AIM -
Arrange each line of the listing below as a Markdown table with two columns, Row and Line. Number the rows and leave out the blank lines.

==== INPUT FOR THIS TASK ====

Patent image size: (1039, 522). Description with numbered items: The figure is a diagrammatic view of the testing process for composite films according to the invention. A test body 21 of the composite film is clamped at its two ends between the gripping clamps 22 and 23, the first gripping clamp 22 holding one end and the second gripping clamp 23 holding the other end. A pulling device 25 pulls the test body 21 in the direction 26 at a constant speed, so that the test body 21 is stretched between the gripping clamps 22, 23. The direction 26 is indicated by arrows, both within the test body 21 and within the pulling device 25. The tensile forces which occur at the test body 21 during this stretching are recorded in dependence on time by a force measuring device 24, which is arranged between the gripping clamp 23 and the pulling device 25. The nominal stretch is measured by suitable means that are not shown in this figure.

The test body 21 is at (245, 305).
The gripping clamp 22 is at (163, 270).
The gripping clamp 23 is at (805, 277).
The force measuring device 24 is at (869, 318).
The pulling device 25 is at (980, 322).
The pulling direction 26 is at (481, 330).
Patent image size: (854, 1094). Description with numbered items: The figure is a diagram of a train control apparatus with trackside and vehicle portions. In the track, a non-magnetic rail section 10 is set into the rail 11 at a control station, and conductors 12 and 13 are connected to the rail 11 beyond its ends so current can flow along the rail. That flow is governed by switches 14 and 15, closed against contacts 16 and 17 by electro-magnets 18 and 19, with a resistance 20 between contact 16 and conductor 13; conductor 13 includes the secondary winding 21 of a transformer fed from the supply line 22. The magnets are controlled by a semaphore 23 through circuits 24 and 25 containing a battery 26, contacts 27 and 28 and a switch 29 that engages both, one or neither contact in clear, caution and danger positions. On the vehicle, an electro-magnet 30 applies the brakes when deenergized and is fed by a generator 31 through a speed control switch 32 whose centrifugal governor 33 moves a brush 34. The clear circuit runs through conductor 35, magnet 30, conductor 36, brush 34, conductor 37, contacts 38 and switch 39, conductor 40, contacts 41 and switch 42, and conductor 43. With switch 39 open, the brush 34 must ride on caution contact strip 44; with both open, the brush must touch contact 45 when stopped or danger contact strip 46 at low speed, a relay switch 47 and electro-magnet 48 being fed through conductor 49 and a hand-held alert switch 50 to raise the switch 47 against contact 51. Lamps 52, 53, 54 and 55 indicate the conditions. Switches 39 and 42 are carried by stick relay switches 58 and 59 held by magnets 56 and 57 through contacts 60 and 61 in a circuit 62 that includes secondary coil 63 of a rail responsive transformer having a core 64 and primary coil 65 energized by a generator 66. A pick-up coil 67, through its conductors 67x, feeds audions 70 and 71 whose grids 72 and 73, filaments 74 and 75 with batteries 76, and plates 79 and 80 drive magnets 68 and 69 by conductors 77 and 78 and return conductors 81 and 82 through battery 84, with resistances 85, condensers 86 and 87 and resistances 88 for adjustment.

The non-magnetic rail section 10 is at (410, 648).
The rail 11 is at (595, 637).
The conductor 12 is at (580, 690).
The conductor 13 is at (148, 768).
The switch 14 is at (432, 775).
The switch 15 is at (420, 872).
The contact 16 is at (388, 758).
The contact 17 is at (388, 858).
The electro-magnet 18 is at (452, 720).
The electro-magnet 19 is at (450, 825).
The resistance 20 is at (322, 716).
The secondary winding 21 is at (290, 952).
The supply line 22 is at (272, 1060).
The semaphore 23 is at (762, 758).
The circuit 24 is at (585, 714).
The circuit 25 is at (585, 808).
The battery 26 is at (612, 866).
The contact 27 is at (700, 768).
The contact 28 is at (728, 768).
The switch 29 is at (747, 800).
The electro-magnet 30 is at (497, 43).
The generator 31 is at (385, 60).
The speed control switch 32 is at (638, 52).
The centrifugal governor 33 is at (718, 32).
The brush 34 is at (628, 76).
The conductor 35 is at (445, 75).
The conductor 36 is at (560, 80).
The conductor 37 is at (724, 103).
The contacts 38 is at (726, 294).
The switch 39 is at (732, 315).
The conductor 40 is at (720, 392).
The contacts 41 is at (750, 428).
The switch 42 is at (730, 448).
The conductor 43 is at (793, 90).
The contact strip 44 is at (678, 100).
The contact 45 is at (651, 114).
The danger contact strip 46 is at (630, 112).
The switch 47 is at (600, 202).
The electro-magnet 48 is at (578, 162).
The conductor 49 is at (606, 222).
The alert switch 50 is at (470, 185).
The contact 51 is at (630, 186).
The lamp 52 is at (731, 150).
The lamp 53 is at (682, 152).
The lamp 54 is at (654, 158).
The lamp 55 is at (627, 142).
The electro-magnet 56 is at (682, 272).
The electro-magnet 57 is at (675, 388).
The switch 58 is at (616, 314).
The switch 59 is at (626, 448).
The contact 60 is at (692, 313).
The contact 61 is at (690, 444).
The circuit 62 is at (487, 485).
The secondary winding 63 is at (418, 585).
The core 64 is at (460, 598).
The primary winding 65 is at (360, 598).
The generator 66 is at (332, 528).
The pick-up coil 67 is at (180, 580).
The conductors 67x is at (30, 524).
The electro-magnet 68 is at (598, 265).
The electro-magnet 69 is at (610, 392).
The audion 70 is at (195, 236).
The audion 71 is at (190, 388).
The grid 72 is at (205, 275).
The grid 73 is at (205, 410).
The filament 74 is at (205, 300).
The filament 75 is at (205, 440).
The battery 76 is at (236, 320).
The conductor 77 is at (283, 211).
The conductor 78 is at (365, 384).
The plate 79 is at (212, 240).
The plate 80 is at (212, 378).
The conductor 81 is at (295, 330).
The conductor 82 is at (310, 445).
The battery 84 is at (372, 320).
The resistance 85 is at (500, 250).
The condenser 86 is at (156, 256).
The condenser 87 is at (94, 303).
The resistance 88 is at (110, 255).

====

OUTPUT BELOW -
| Row | Line |
|---|---|
| 1 | Patent image size: (1039, 522). Description with numbered items: The figure is a diagrammatic view of the testing process for composite films according to the invention. A test body 21 of the composite film is clamped at its two ends between the gripping clamps 22 and 23, the first gripping clamp 22 holding one end and the second gripping clamp 23 holding the other end. A pulling device 25 pulls the test body 21 in the direction 26 at a constant speed, so that the test body 21 is stretched between the gripping clamps 22, 23. The direction 26 is indicated by arrows, both within the test body 21 and within the pulling device 25. The tensile forces which occur at the test body 21 during this stretching are recorded in dependence on time by a force measuring device 24, which is arranged between the gripping clamp 23 and the pulling device 25. The nominal stretch is measured by suitable means that are not shown in this figure. |
| 2 | The test body 21 is at (245, 305). |
| 3 | The gripping clamp 22 is at (163, 270). |
| 4 | The gripping clamp 23 is at (805, 277). |
| 5 | The force measuring device 24 is at (869, 318). |
| 6 | The pulling device 25 is at (980, 322). |
| 7 | The pulling direction 26 is at (481, 330). |
| 8 | Patent image size: (854, 1094). Description with numbered items: The figure is a diagram of a train control apparatus with trackside and vehicle portions. In the track, a non-magnetic rail section 10 is set into the rail 11 at a control station, and conductors 12 and 13 are connected to the rail 11 beyond its ends so current can flow along the rail. That flow is governed by switches 14 and 15, closed against contacts 16 and 17 by electro-magnets 18 and 19, with a resistance 20 between contact 16 and conductor 13; conductor 13 includes the secondary winding 21 of a transformer fed from the supply line 22. The magnets are controlled by a semaphore 23 through circuits 24 and 25 containing a battery 26, contacts 27 and 28 and a switch 29 that engages both, one or neither contact in clear, caution and danger positions. On the vehicle, an electro-magnet 30 applies the brakes when deenergized and is fed by a generator 31 through a speed control switch 32 whose centrifugal governor 33 moves a brush 34. The clear circuit runs through conductor 35, magnet 30, conductor 36, brush 34, conductor 37, contacts 38 and switch 39, conductor 40, contacts 41 and switch 42, and conductor 43. With switch 39 open, the brush 34 must ride on caution contact strip 44; with both open, the brush must touch contact 45 when stopped or danger contact strip 46 at low speed, a relay switch 47 and electro-magnet 48 being fed through conductor 49 and a hand-held alert switch 50 to raise the switch 47 against contact 51. Lamps 52, 53, 54 and 55 indicate the conditions. Switches 39 and 42 are carried by stick relay switches 58 and 59 held by magnets 56 and 57 through contacts 60 and 61 in a circuit 62 that includes secondary coil 63 of a rail responsive transformer having a core 64 and primary coil 65 energized by a generator 66. A pick-up coil 67, through its conductors 67x, feeds audions 70 and 71 whose grids 72 and 73, filaments 74 and 75 with batteries 76, and plates 79 and 80 drive magnets 68 and 69 by conductors 77 and 78 and return conductors 81 and 82 through battery 84, with resistances 85, condensers 86 and 87 and resistances 88 for adjustment. |
| 9 | The non-magnetic rail section 10 is at (410, 648). |
| 10 | The rail 11 is at (595, 637). |
| 11 | The conductor 12 is at (580, 690). |
| 12 | The conductor 13 is at (148, 768). |
| 13 | The switch 14 is at (432, 775). |
| 14 | The switch 15 is at (420, 872). |
| 15 | The contact 16 is at (388, 758). |
| 16 | The contact 17 is at (388, 858). |
| 17 | The electro-magnet 18 is at (452, 720). |
| 18 | The electro-magnet 19 is at (450, 825). |
| 19 | The resistance 20 is at (322, 716). |
| 20 | The secondary winding 21 is at (290, 952). |
| 21 | The supply line 22 is at (272, 1060). |
| 22 | The semaphore 23 is at (762, 758). |
| 23 | The circuit 24 is at (585, 714). |
| 24 | The circuit 25 is at (585, 808). |
| 25 | The battery 26 is at (612, 866). |
| 26 | The contact 27 is at (700, 768). |
| 27 | The contact 28 is at (728, 768). |
| 28 | The switch 29 is at (747, 800). |
| 29 | The electro-magnet 30 is at (497, 43). |
| 30 | The generator 31 is at (385, 60). |
| 31 | The speed control switch 32 is at (638, 52). |
| 32 | The centrifugal governor 33 is at (718, 32). |
| 33 | The brush 34 is at (628, 76). |
| 34 | The conductor 35 is at (445, 75). |
| 35 | The conductor 36 is at (560, 80). |
| 36 | The conductor 37 is at (724, 103). |
| 37 | The contacts 38 is at (726, 294). |
| 38 | The switch 39 is at (732, 315). |
| 39 | The conductor 40 is at (720, 392). |
| 40 | The contacts 41 is at (750, 428). |
| 41 | The switch 42 is at (730, 448). |
| 42 | The conductor 43 is at (793, 90). |
| 43 | The contact strip 44 is at (678, 100). |
| 44 | The contact 45 is at (651, 114). |
| 45 | The danger contact strip 46 is at (630, 112). |
| 46 | The switch 47 is at (600, 202). |
| 47 | The electro-magnet 48 is at (578, 162). |
| 48 | The conductor 49 is at (606, 222). |
| 49 | The alert switch 50 is at (470, 185). |
| 50 | The contact 51 is at (630, 186). |
| 51 | The lamp 52 is at (731, 150). |
| 52 | The lamp 53 is at (682, 152). |
| 53 | The lamp 54 is at (654, 158). |
| 54 | The lamp 55 is at (627, 142). |
| 55 | The electro-magnet 56 is at (682, 272). |
| 56 | The electro-magnet 57 is at (675, 388). |
| 57 | The switch 58 is at (616, 314). |
| 58 | The switch 59 is at (626, 448). |
| 59 | The contact 60 is at (692, 313). |
| 60 | The contact 61 is at (690, 444). |
| 61 | The circuit 62 is at (487, 485). |
| 62 | The secondary winding 63 is at (418, 585). |
| 63 | The core 64 is at (460, 598). |
| 64 | The primary winding 65 is at (360, 598). |
| 65 | The generator 66 is at (332, 528). |
| 66 | The pick-up coil 67 is at (180, 580). |
| 67 | The conductors 67x is at (30, 524). |
| 68 | The electro-magnet 68 is at (598, 265). |
| 69 | The electro-magnet 69 is at (610, 392). |
| 70 | The audion 70 is at (195, 236). |
| 71 | The audion 71 is at (190, 388). |
| 72 | The grid 72 is at (205, 275). |
| 73 | The grid 73 is at (205, 410). |
| 74 | The filament 74 is at (205, 300). |
| 75 | The filament 75 is at (205, 440). |
| 76 | The battery 76 is at (236, 320). |
| 77 | The conductor 77 is at (283, 211). |
| 78 | The conductor 78 is at (365, 384). |
| 79 | The plate 79 is at (212, 240). |
| 80 | The plate 80 is at (212, 378). |
| 81 | The conductor 81 is at (295, 330). |
| 82 | The conductor 82 is at (310, 445). |
| 83 | The battery 84 is at (372, 320). |
| 84 | The resistance 85 is at (500, 250). |
| 85 | The condenser 86 is at (156, 256). |
| 86 | The condenser 87 is at (94, 303). |
| 87 | The resistance 88 is at (110, 255). |